Objective: Images excluded, repeat each entry below exactly.

Material provided:
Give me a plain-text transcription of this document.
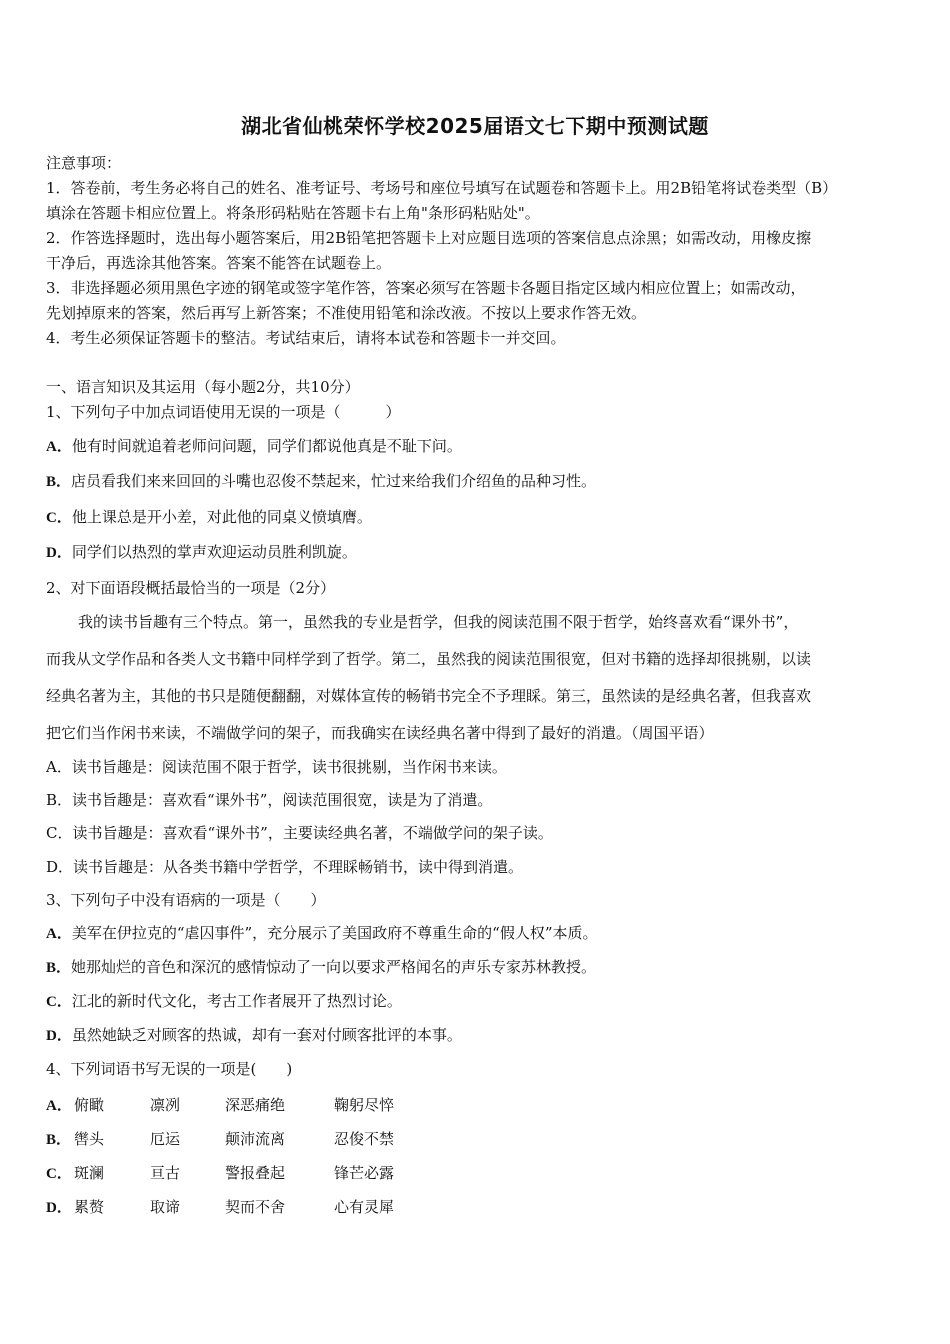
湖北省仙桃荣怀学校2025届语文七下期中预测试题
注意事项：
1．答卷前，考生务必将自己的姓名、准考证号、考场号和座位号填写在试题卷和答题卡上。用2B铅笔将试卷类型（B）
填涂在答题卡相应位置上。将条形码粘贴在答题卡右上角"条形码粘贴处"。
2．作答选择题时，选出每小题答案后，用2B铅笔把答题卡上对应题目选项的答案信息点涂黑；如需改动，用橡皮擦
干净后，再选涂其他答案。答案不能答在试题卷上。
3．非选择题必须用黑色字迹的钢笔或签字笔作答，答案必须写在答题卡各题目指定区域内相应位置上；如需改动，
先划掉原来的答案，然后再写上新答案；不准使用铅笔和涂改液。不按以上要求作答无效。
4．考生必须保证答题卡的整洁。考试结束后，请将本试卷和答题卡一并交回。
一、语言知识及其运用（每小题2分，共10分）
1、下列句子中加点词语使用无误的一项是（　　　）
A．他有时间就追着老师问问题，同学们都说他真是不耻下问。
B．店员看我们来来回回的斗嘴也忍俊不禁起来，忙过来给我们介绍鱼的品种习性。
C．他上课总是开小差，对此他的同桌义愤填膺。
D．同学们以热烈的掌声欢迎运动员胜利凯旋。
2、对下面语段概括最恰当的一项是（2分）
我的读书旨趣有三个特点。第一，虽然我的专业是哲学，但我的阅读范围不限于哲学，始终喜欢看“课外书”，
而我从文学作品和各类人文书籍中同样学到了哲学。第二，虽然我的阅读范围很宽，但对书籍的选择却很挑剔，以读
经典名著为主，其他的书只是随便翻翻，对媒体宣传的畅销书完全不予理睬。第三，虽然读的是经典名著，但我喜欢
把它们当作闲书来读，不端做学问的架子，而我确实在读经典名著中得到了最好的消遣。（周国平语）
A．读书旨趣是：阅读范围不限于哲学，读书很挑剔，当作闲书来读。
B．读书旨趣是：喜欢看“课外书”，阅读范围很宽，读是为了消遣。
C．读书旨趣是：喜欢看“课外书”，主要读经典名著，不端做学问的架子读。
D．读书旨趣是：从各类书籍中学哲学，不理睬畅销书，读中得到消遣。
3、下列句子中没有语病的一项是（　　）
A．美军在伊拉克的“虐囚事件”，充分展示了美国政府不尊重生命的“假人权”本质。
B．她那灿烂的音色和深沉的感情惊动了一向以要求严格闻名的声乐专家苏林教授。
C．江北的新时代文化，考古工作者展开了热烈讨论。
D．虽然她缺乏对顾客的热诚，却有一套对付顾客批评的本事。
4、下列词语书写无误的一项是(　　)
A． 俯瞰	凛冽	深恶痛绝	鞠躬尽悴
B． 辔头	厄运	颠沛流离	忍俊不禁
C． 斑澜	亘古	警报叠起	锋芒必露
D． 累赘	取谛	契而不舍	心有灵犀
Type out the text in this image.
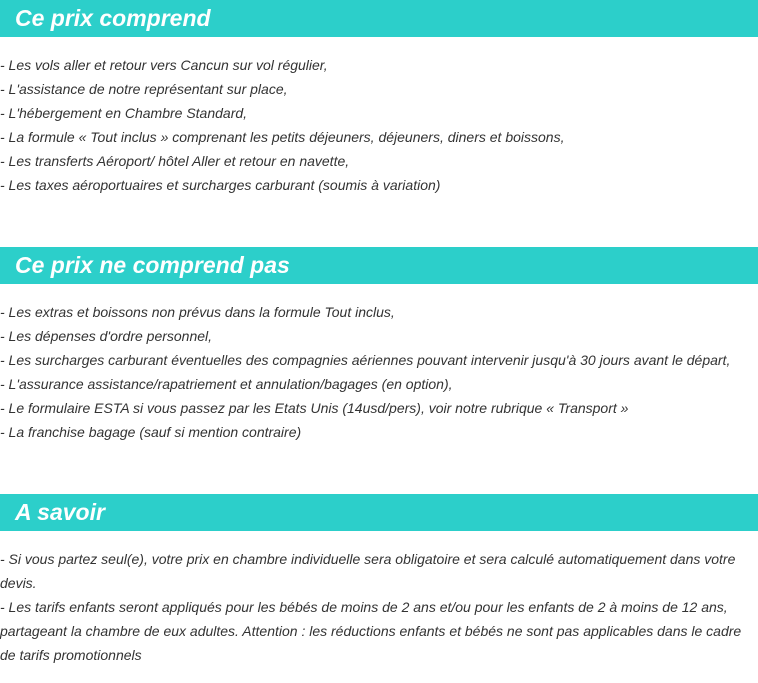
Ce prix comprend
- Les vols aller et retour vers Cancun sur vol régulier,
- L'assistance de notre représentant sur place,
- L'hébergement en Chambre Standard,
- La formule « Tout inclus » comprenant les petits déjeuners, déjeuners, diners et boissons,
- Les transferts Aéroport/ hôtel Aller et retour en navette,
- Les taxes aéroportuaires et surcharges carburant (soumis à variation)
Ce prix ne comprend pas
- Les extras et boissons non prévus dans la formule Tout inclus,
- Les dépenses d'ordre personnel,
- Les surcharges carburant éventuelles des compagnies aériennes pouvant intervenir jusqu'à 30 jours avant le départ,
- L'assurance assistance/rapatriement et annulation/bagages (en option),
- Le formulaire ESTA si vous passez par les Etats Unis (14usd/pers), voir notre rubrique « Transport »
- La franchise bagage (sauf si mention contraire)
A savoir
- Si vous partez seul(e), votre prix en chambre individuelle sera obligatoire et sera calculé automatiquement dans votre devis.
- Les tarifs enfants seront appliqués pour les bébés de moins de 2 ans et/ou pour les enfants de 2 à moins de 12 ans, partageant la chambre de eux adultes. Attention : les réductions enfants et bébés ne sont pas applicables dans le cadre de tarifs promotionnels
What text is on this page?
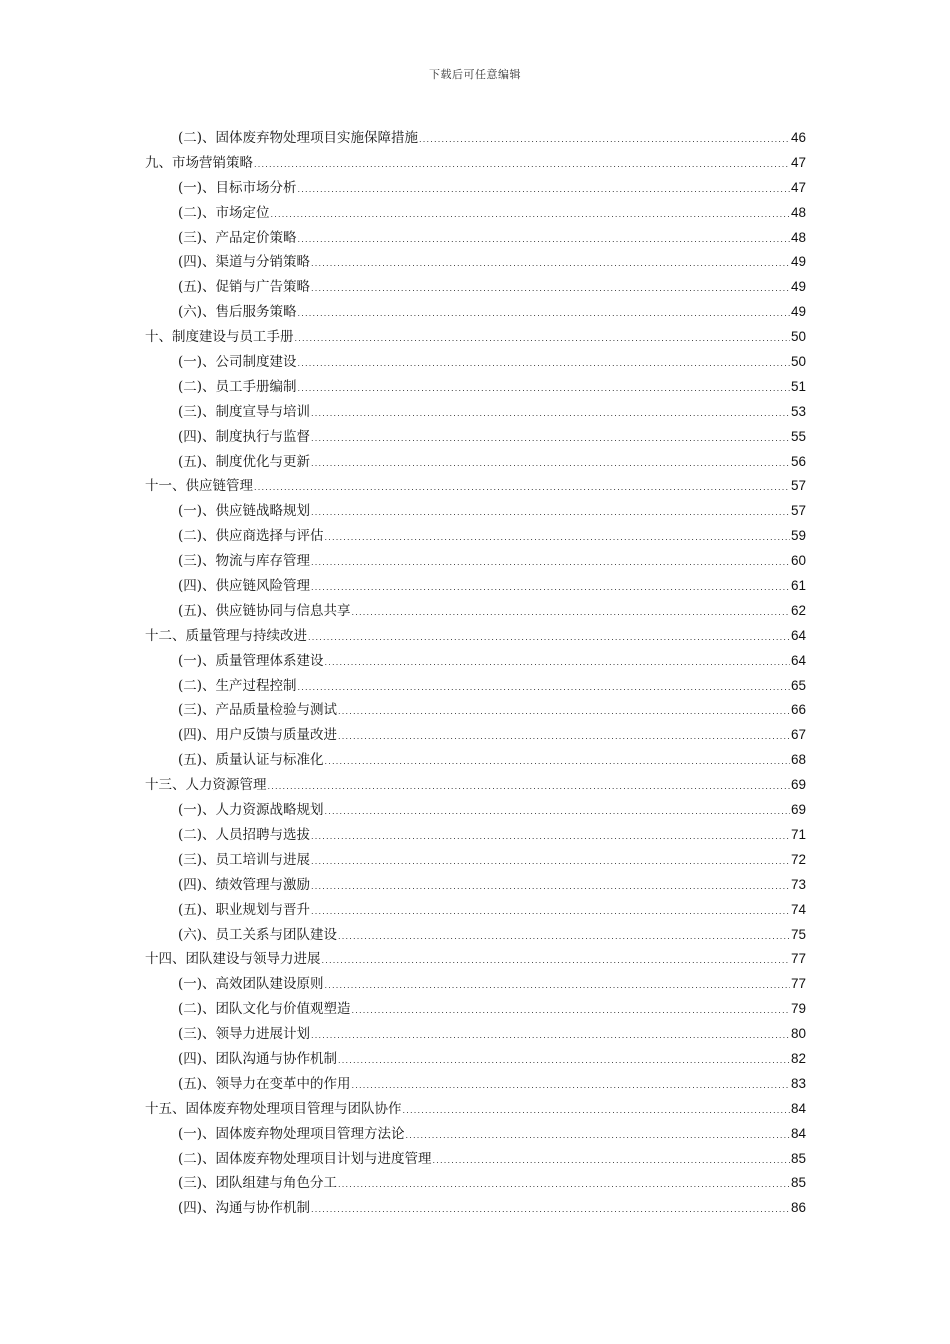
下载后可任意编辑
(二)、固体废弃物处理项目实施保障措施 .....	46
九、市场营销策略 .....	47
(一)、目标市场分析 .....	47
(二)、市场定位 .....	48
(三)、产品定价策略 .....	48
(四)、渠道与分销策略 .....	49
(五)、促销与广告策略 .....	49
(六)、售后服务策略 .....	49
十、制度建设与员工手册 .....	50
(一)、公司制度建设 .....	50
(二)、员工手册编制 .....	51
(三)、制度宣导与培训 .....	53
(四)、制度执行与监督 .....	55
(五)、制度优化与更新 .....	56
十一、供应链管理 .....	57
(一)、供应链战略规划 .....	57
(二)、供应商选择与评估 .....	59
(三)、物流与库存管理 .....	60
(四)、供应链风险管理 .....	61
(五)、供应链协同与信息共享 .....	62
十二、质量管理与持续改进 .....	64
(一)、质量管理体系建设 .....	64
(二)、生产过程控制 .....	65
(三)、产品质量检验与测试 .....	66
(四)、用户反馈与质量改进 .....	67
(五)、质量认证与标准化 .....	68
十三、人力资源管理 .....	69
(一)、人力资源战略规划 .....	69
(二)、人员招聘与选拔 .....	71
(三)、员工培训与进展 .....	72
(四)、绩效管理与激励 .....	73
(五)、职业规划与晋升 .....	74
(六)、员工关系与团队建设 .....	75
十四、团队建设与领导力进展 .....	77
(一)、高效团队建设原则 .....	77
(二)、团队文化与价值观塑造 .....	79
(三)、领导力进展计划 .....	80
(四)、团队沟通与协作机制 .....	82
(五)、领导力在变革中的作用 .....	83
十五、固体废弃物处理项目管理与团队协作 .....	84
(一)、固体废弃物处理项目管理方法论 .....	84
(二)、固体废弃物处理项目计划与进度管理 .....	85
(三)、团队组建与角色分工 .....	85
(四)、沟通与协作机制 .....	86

Response for this exercise:
Give me a plain-text transcription of this document.
湖北省仙桃荣怀学校2025届语文七下期中预测试题
注意事项：
1．答卷前，考生务必将自己的姓名、准考证号、考场号和座位号填写在试题卷和答题卡上。用2B铅笔将试卷类型（B）
填涂在答题卡相应位置上。将条形码粘贴在答题卡右上角"条形码粘贴处"。
2．作答选择题时，选出每小题答案后，用2B铅笔把答题卡上对应题目选项的答案信息点涂黑；如需改动，用橡皮擦
干净后，再选涂其他答案。答案不能答在试题卷上。
3．非选择题必须用黑色字迹的钢笔或签字笔作答，答案必须写在答题卡各题目指定区域内相应位置上；如需改动，
先划掉原来的答案，然后再写上新答案；不准使用铅笔和涂改液。不按以上要求作答无效。
4．考生必须保证答题卡的整洁。考试结束后，请将本试卷和答题卡一并交回。
一、语言知识及其运用（每小题2分，共10分）
1、下列句子中加点词语使用无误的一项是（　　　）
A．他有时间就追着老师问问题，同学们都说他真是不耻下问。
B．店员看我们来来回回的斗嘴也忍俊不禁起来，忙过来给我们介绍鱼的品种习性。
C．他上课总是开小差，对此他的同桌义愤填膺。
D．同学们以热烈的掌声欢迎运动员胜利凯旋。
2、对下面语段概括最恰当的一项是（2分）
我的读书旨趣有三个特点。第一，虽然我的专业是哲学，但我的阅读范围不限于哲学，始终喜欢看“课外书”，
而我从文学作品和各类人文书籍中同样学到了哲学。第二，虽然我的阅读范围很宽，但对书籍的选择却很挑剔，以读
经典名著为主，其他的书只是随便翻翻，对媒体宣传的畅销书完全不予理睬。第三，虽然读的是经典名著，但我喜欢
把它们当作闲书来读，不端做学问的架子，而我确实在读经典名著中得到了最好的消遣。（周国平语）
A．读书旨趣是：阅读范围不限于哲学，读书很挑剔，当作闲书来读。
B．读书旨趣是：喜欢看“课外书”，阅读范围很宽，读是为了消遣。
C．读书旨趣是：喜欢看“课外书”，主要读经典名著，不端做学问的架子读。
D．读书旨趣是：从各类书籍中学哲学，不理睬畅销书，读中得到消遣。
3、下列句子中没有语病的一项是（　　）
A．美军在伊拉克的“虐囚事件”，充分展示了美国政府不尊重生命的“假人权”本质。
B．她那灿烂的音色和深沉的感情惊动了一向以要求严格闻名的声乐专家苏林教授。
C．江北的新时代文化，考古工作者展开了热烈讨论。
D．虽然她缺乏对顾客的热诚，却有一套对付顾客批评的本事。
4、下列词语书写无误的一项是(　　)
A． 俯瞰	凛冽	深恶痛绝	鞠躬尽悴
B． 辔头	厄运	颠沛流离	忍俊不禁
C． 斑澜	亘古	警报叠起	锋芒必露
D． 累赘	取谛	契而不舍	心有灵犀
Type out the text in this image.
Ce prix comprend
- Les vols aller et retour vers Cancun sur vol régulier,
- L'assistance de notre représentant sur place,
- L'hébergement en Chambre Standard,
- La formule « Tout inclus » comprenant les petits déjeuners, déjeuners, diners et boissons,
- Les transferts Aéroport/ hôtel Aller et retour en navette,
- Les taxes aéroportuaires et surcharges carburant (soumis à variation)
Ce prix ne comprend pas
- Les extras et boissons non prévus dans la formule Tout inclus,
- Les dépenses d'ordre personnel,
- Les surcharges carburant éventuelles des compagnies aériennes pouvant intervenir jusqu'à 30 jours avant le départ,
- L'assurance assistance/rapatriement et annulation/bagages (en option),
- Le formulaire ESTA si vous passez par les Etats Unis (14usd/pers), voir notre rubrique « Transport »
- La franchise bagage (sauf si mention contraire)
A savoir
- Si vous partez seul(e), votre prix en chambre individuelle sera obligatoire et sera calculé automatiquement dans votre devis.
- Les tarifs enfants seront appliqués pour les bébés de moins de 2 ans et/ou pour les enfants de 2 à moins de 12 ans, partageant la chambre de eux adultes. Attention : les réductions enfants et bébés ne sont pas applicables dans le cadre de tarifs promotionnels
What text is on this page?
下载后可任意编辑
(二)、固体废弃物处理项目实施保障措施 .....	46
九、市场营销策略 .....	47
(一)、目标市场分析 .....	47
(二)、市场定位 .....	48
(三)、产品定价策略 .....	48
(四)、渠道与分销策略 .....	49
(五)、促销与广告策略 .....	49
(六)、售后服务策略 .....	49
十、制度建设与员工手册 .....	50
(一)、公司制度建设 .....	50
(二)、员工手册编制 .....	51
(三)、制度宣导与培训 .....	53
(四)、制度执行与监督 .....	55
(五)、制度优化与更新 .....	56
十一、供应链管理 .....	57
(一)、供应链战略规划 .....	57
(二)、供应商选择与评估 .....	59
(三)、物流与库存管理 .....	60
(四)、供应链风险管理 .....	61
(五)、供应链协同与信息共享 .....	62
十二、质量管理与持续改进 .....	64
(一)、质量管理体系建设 .....	64
(二)、生产过程控制 .....	65
(三)、产品质量检验与测试 .....	66
(四)、用户反馈与质量改进 .....	67
(五)、质量认证与标准化 .....	68
十三、人力资源管理 .....	69
(一)、人力资源战略规划 .....	69
(二)、人员招聘与选拔 .....	71
(三)、员工培训与进展 .....	72
(四)、绩效管理与激励 .....	73
(五)、职业规划与晋升 .....	74
(六)、员工关系与团队建设 .....	75
十四、团队建设与领导力进展 .....	77
(一)、高效团队建设原则 .....	77
(二)、团队文化与价值观塑造 .....	79
(三)、领导力进展计划 .....	80
(四)、团队沟通与协作机制 .....	82
(五)、领导力在变革中的作用 .....	83
十五、固体废弃物处理项目管理与团队协作 .....	84
(一)、固体废弃物处理项目管理方法论 .....	84
(二)、固体废弃物处理项目计划与进度管理 .....	85
(三)、团队组建与角色分工 .....	85
(四)、沟通与协作机制 .....	86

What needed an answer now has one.